What you should do:
Copy every line in the records below that contains the word "Orders".

^^^^^^^^

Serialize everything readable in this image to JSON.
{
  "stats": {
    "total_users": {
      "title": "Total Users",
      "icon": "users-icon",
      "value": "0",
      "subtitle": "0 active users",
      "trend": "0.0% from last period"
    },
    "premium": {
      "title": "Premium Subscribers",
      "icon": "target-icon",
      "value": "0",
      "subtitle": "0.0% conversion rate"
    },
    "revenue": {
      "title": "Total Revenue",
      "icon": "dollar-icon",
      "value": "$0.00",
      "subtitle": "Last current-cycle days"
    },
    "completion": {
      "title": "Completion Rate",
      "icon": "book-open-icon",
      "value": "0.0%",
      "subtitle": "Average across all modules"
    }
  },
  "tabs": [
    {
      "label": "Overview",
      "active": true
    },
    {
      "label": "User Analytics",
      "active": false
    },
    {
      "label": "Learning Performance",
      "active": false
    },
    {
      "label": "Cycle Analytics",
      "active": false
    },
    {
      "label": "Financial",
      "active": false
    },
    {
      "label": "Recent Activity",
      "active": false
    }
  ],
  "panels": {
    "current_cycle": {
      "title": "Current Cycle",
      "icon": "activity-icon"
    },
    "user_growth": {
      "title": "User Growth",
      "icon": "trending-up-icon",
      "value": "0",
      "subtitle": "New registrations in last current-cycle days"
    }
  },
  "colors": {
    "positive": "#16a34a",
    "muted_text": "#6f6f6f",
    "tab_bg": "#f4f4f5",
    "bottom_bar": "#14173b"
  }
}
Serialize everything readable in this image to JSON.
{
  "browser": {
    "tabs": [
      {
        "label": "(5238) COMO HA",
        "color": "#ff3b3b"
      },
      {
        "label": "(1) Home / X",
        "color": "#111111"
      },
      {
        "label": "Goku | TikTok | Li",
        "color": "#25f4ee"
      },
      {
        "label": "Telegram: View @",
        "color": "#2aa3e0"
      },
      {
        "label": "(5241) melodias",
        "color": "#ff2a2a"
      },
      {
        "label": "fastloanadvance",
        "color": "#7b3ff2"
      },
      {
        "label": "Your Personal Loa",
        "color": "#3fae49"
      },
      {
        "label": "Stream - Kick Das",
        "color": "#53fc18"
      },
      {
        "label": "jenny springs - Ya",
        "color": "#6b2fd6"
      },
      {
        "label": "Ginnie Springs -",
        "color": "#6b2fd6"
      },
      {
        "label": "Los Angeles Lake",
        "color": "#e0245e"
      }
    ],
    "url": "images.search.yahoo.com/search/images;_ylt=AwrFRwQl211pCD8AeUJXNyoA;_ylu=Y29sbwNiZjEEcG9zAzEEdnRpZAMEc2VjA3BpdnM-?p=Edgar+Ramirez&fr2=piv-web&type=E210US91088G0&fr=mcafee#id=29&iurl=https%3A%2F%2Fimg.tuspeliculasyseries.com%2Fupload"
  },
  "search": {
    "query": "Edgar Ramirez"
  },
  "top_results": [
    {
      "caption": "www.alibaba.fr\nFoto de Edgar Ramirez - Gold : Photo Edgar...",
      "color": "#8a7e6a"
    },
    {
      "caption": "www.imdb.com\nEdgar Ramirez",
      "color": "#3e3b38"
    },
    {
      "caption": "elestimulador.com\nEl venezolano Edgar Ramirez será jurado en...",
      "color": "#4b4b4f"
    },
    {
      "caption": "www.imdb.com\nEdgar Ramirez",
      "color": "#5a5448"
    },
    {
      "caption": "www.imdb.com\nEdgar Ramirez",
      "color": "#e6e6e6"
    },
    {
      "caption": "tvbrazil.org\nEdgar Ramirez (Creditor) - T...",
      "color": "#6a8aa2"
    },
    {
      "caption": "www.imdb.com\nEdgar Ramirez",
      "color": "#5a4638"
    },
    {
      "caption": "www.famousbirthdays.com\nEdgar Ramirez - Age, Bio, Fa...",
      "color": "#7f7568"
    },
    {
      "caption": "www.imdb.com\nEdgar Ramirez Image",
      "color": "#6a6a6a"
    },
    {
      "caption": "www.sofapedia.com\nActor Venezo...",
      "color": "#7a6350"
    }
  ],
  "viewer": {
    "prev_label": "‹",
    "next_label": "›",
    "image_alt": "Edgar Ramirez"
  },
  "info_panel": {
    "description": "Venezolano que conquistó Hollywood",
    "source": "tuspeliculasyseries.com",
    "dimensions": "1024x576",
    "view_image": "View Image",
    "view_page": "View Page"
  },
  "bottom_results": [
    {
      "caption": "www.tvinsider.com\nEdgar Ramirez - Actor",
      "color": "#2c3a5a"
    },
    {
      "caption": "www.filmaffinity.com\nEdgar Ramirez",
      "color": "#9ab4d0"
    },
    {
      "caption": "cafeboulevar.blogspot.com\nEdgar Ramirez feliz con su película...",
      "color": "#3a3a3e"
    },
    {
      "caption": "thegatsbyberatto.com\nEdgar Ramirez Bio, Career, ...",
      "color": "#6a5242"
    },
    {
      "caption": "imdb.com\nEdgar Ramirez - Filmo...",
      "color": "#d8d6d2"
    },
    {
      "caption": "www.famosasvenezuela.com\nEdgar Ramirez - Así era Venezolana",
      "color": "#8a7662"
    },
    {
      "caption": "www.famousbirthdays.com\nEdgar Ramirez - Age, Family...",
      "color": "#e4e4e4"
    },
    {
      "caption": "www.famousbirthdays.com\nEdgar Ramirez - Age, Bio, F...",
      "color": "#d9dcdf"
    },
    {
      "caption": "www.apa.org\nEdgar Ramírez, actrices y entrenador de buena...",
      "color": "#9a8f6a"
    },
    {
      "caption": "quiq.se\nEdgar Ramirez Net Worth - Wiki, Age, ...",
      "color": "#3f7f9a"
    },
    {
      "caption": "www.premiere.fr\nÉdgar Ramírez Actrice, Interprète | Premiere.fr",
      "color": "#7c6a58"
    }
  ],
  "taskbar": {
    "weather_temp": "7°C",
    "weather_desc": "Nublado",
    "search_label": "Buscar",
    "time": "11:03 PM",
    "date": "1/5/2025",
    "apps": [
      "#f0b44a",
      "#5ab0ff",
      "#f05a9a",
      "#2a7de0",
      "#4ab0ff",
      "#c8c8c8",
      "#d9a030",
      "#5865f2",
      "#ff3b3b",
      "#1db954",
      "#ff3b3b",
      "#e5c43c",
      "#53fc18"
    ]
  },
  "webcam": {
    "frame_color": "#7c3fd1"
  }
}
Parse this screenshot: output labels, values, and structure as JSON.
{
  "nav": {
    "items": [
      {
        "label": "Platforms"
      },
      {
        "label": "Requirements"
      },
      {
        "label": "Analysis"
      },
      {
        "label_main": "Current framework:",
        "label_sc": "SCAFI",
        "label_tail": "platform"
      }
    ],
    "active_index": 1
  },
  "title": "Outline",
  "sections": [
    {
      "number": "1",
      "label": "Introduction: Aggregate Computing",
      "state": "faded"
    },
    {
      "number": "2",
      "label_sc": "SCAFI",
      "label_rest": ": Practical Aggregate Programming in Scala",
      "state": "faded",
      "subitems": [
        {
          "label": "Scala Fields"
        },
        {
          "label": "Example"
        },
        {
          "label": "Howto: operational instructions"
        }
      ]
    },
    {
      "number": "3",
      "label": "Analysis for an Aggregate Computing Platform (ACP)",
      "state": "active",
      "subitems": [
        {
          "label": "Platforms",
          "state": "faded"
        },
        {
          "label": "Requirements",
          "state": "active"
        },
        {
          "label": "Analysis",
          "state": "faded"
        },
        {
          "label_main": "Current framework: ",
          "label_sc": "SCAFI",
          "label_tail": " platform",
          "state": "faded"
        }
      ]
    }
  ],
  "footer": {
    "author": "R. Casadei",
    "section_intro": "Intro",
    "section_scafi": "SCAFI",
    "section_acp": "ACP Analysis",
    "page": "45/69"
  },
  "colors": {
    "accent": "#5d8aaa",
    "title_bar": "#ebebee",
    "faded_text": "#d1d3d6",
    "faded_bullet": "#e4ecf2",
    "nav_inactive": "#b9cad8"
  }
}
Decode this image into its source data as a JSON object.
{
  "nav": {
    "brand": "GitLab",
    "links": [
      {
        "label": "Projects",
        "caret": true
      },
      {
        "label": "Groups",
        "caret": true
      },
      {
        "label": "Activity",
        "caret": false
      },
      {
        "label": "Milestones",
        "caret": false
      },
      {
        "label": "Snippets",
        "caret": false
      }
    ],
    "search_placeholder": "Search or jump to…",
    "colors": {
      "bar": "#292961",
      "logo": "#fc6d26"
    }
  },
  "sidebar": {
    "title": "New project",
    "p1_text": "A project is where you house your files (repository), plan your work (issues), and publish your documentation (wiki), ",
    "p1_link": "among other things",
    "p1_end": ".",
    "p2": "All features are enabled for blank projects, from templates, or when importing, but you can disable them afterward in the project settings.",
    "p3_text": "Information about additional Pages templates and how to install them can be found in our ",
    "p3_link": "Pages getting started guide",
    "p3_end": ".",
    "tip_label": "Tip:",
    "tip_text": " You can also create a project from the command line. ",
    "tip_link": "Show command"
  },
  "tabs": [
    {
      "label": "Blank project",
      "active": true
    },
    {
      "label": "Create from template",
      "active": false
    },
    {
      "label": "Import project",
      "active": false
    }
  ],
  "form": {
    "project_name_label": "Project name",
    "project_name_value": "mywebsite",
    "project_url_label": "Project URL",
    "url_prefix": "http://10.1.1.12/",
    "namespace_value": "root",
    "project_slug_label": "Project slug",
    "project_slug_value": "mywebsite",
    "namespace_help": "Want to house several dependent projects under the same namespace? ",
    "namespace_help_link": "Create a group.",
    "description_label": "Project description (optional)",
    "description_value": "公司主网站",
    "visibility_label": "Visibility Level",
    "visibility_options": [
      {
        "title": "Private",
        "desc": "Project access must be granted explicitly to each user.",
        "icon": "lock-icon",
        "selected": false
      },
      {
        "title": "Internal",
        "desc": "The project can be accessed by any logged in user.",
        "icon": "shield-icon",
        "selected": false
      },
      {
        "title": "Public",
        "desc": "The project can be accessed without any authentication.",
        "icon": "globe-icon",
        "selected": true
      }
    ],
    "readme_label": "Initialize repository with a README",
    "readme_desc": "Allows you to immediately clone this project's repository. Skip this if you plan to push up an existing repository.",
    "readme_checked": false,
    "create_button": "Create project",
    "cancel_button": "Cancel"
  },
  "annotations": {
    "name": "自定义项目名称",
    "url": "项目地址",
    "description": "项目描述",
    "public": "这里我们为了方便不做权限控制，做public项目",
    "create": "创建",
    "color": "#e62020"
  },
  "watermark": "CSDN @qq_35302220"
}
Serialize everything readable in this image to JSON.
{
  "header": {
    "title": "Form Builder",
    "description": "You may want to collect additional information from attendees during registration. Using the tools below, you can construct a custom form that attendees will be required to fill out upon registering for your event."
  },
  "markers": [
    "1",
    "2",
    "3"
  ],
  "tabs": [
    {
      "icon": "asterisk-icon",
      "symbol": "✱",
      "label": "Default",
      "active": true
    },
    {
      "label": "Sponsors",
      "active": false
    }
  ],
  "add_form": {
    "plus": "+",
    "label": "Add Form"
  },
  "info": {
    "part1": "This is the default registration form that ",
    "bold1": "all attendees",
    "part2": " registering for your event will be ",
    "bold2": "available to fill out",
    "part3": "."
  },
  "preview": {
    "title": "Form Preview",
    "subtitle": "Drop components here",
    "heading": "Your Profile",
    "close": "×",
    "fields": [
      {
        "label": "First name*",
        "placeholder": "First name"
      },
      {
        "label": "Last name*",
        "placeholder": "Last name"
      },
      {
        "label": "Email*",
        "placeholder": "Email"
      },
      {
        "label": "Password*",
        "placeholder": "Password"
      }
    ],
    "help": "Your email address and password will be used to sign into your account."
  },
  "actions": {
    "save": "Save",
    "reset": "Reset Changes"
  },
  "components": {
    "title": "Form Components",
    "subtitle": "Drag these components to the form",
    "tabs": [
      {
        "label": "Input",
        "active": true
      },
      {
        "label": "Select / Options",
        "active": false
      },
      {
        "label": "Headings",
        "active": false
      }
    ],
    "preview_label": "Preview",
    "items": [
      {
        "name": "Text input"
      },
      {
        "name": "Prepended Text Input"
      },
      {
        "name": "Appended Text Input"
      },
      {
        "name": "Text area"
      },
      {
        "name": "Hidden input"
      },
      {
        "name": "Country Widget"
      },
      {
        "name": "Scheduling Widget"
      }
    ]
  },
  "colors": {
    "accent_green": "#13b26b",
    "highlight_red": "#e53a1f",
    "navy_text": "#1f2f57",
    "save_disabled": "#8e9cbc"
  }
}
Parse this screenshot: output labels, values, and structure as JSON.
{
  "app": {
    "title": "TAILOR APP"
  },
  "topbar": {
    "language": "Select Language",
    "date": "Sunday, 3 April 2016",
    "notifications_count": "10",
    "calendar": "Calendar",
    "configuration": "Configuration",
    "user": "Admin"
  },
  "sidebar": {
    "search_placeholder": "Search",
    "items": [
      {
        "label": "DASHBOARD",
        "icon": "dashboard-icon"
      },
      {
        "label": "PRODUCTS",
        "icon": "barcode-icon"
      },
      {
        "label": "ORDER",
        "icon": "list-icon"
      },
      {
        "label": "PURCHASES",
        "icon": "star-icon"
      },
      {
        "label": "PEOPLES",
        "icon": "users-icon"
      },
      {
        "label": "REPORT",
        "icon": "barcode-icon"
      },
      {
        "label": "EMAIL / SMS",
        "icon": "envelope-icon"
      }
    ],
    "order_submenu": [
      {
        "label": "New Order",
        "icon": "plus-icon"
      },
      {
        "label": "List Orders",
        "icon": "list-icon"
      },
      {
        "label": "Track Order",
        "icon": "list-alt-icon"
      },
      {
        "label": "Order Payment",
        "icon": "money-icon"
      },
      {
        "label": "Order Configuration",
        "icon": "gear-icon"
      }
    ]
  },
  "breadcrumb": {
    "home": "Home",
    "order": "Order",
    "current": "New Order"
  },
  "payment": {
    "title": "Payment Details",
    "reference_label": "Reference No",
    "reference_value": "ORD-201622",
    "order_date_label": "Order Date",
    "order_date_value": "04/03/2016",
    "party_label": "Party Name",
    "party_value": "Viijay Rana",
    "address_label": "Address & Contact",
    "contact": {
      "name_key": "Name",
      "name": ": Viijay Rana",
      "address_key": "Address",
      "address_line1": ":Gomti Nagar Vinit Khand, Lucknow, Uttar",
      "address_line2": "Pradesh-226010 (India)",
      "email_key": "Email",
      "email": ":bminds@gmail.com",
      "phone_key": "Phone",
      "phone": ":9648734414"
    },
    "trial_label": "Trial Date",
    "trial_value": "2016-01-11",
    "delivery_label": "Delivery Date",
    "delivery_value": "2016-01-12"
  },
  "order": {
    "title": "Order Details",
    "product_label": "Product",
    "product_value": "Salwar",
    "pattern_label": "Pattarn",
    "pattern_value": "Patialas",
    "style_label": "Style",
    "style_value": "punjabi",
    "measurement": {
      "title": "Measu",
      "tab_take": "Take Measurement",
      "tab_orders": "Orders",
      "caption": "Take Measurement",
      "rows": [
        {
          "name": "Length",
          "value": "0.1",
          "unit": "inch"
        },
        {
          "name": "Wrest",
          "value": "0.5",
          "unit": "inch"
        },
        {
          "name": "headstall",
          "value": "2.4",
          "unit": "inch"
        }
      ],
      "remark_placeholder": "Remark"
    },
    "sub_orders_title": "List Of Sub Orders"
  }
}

^^^^^^^^

Answer to the problem:
        "label": "List Orders",
      "tab_orders": "Orders",
    "sub_orders_title": "List Of Sub Orders"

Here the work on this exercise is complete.